(Collected data entries)
** BEGIN **
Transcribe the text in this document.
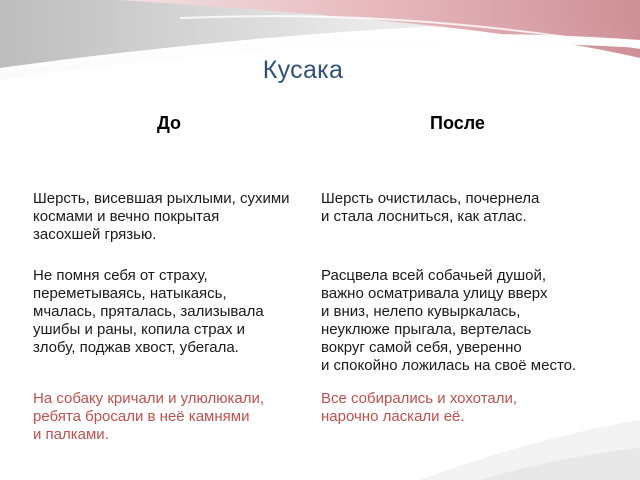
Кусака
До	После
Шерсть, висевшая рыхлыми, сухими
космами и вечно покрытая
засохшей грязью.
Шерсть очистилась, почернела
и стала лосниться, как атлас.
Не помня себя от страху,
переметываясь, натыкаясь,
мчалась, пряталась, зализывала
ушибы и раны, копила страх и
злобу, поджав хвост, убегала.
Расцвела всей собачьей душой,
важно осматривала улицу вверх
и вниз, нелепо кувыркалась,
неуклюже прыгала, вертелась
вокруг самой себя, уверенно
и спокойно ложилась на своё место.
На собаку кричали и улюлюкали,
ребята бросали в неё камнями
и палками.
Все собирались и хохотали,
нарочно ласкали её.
** END **
** BEGIN **
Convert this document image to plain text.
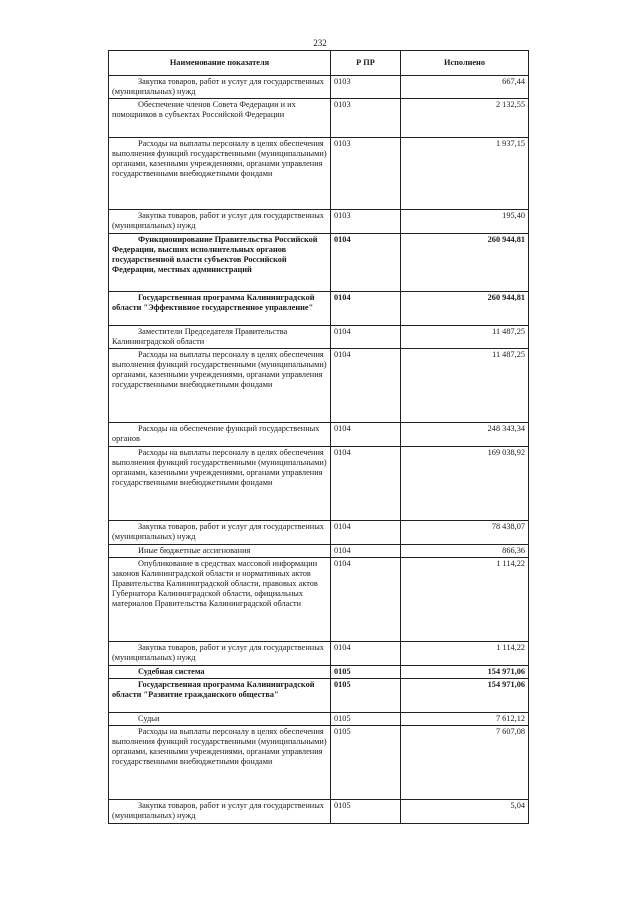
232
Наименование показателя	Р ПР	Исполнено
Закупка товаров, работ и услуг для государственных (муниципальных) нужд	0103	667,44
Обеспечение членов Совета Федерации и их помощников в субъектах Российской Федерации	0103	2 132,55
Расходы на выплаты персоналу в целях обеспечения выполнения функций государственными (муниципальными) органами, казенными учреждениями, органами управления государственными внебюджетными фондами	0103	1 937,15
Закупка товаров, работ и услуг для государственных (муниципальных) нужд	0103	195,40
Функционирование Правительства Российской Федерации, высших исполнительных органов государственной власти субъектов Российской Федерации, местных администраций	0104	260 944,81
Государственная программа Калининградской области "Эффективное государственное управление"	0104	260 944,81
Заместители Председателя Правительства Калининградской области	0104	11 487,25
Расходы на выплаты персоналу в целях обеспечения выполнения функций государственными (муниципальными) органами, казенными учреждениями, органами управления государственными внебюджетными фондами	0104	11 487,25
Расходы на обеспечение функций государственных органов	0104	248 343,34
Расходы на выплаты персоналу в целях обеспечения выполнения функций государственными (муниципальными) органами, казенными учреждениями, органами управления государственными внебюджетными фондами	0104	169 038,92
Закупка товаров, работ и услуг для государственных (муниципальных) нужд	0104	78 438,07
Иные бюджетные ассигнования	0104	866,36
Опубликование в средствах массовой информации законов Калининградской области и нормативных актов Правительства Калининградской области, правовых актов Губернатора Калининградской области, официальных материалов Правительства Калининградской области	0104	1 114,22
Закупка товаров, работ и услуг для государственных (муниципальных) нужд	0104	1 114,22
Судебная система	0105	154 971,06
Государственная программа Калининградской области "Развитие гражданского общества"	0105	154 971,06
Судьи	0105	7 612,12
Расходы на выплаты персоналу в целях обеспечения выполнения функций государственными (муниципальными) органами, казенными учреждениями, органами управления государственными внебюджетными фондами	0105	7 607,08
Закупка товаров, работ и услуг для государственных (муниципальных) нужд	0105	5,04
** END **
** BEGIN **
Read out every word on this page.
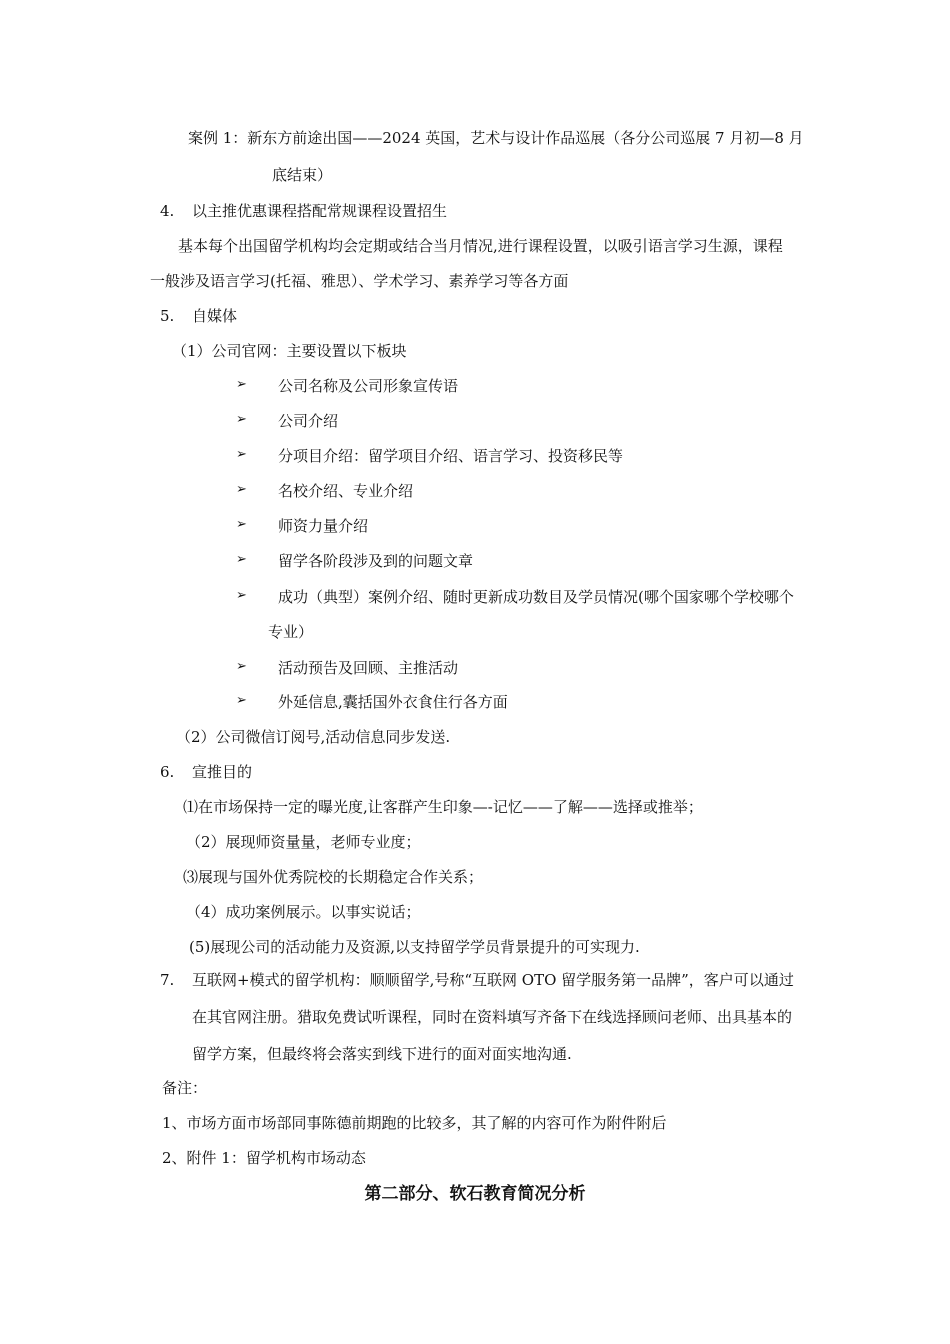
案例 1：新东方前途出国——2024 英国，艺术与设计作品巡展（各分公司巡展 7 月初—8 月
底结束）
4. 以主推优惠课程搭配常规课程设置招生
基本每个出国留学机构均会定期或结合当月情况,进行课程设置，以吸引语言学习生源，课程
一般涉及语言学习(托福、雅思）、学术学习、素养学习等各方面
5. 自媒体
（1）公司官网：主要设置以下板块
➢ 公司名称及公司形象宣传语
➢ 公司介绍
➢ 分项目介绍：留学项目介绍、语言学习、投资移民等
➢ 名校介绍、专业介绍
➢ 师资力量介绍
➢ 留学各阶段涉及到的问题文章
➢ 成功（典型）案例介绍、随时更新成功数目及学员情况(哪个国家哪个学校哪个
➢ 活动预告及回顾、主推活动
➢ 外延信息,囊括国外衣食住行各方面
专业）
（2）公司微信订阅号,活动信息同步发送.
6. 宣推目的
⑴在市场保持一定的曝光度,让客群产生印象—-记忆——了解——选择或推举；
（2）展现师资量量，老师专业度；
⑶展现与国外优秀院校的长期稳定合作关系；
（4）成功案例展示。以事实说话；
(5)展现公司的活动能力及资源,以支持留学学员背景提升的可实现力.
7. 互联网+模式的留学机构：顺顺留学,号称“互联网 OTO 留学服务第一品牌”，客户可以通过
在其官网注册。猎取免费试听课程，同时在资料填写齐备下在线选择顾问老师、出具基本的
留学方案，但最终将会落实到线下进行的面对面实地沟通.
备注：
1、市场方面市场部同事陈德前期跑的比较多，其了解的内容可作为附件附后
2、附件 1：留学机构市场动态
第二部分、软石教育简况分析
** END **
### What to do
Report the number of lines holding the string "функций", without any other words.

### Task result
5